------ Entries
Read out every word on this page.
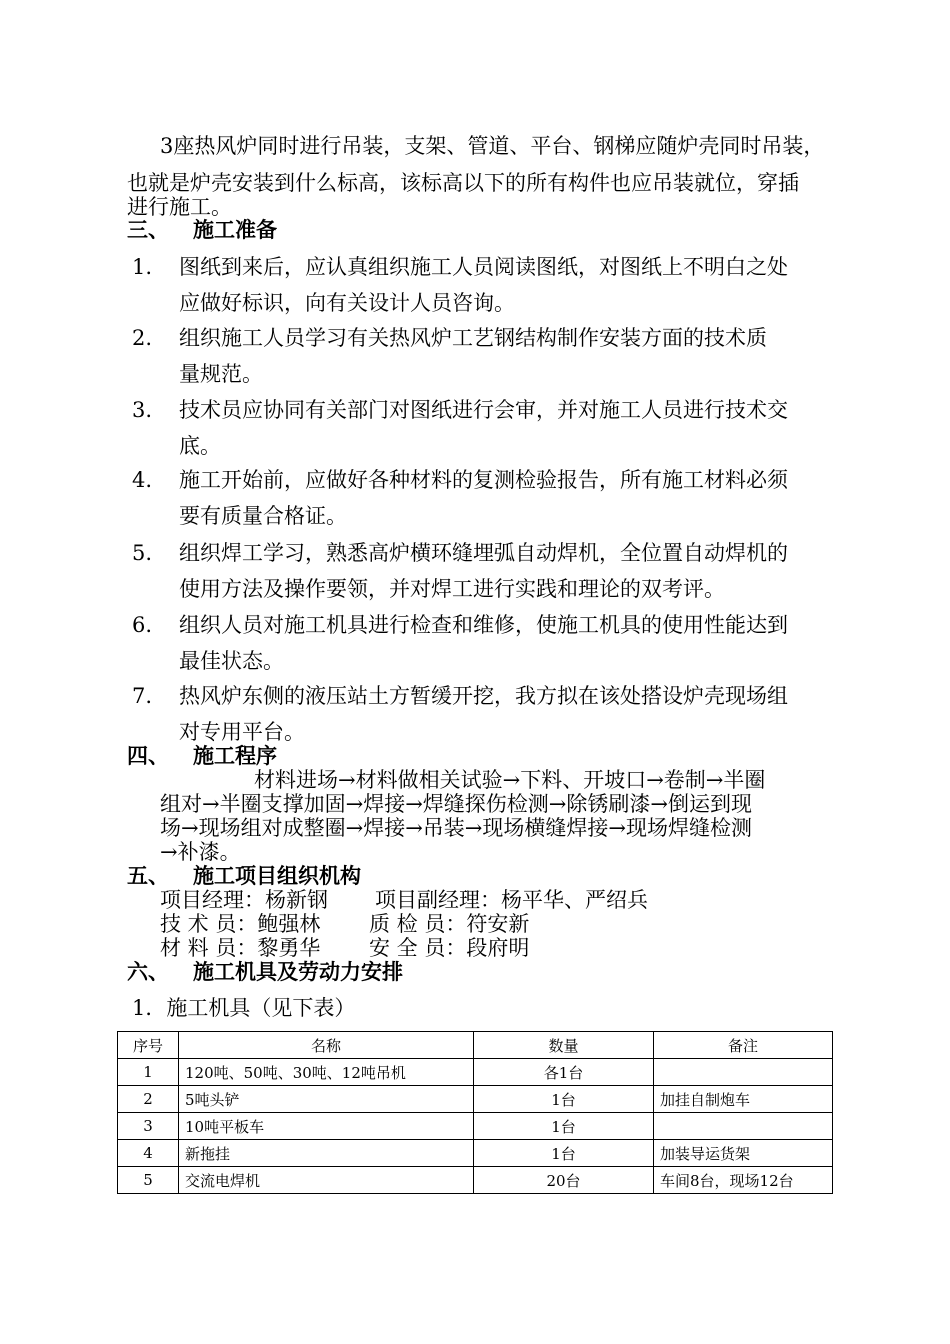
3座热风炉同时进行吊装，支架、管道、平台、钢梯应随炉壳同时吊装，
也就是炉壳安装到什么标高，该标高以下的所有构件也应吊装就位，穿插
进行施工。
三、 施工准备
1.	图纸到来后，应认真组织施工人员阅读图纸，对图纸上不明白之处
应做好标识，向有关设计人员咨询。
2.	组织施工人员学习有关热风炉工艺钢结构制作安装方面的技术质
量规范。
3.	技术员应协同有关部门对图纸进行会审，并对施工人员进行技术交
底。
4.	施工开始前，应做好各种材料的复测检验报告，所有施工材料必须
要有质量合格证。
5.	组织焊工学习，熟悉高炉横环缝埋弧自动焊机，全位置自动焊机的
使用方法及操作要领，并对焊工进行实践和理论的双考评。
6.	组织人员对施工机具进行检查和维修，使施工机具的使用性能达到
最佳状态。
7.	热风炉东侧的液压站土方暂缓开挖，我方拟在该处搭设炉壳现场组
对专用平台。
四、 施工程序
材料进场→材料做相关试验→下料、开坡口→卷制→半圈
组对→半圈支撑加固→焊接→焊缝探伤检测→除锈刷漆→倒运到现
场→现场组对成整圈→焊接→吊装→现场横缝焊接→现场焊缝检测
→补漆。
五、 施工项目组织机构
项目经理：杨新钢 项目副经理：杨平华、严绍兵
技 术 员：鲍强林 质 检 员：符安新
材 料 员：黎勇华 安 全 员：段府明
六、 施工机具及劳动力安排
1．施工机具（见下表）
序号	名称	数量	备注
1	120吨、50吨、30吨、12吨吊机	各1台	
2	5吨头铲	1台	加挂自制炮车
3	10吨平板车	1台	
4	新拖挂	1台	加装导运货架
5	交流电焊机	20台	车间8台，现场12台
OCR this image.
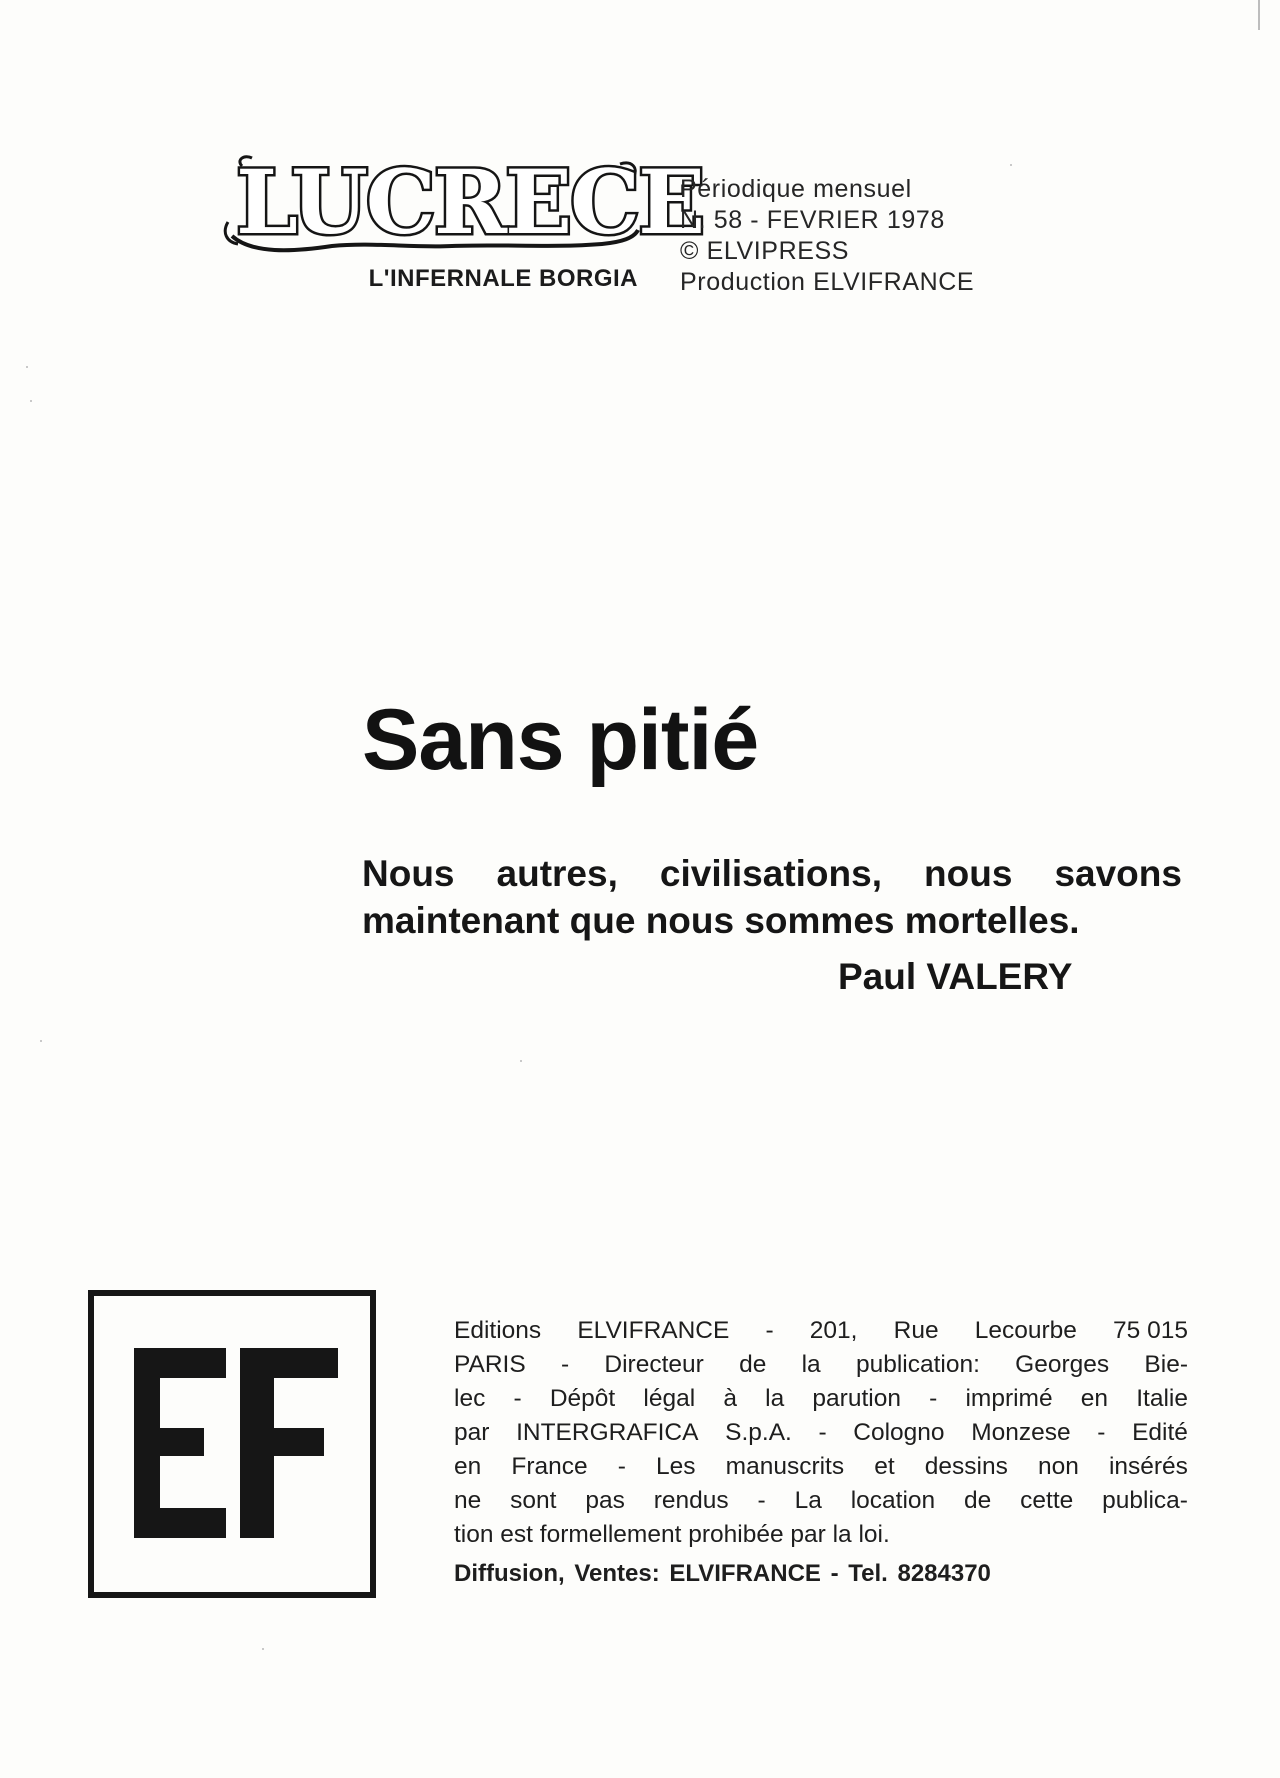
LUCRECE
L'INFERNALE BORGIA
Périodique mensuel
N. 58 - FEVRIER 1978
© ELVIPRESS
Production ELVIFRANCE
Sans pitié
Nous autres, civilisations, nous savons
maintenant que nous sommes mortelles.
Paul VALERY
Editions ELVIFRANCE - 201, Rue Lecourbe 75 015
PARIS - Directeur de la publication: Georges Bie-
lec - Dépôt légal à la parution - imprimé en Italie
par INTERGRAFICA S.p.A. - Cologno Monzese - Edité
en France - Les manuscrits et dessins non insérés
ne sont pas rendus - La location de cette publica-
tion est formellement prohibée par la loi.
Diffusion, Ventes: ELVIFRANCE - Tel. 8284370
------------
Written request
Take the line containing "OCR this image." and every line after it up to the end of the entries, and quote them exactly. Both ends count; the pictures do not.

Answer below
OCR this image.
LUCRECE
L'INFERNALE BORGIA
Périodique mensuel
N. 58 - FEVRIER 1978
© ELVIPRESS
Production ELVIFRANCE
Sans pitié
Nous autres, civilisations, nous savons
maintenant que nous sommes mortelles.
Paul VALERY
Editions ELVIFRANCE - 201, Rue Lecourbe 75 015
PARIS - Directeur de la publication: Georges Bie-
lec - Dépôt légal à la parution - imprimé en Italie
par INTERGRAFICA S.p.A. - Cologno Monzese - Edité
en France - Les manuscrits et dessins non insérés
ne sont pas rendus - La location de cette publica-
tion est formellement prohibée par la loi.
Diffusion, Ventes: ELVIFRANCE - Tel. 8284370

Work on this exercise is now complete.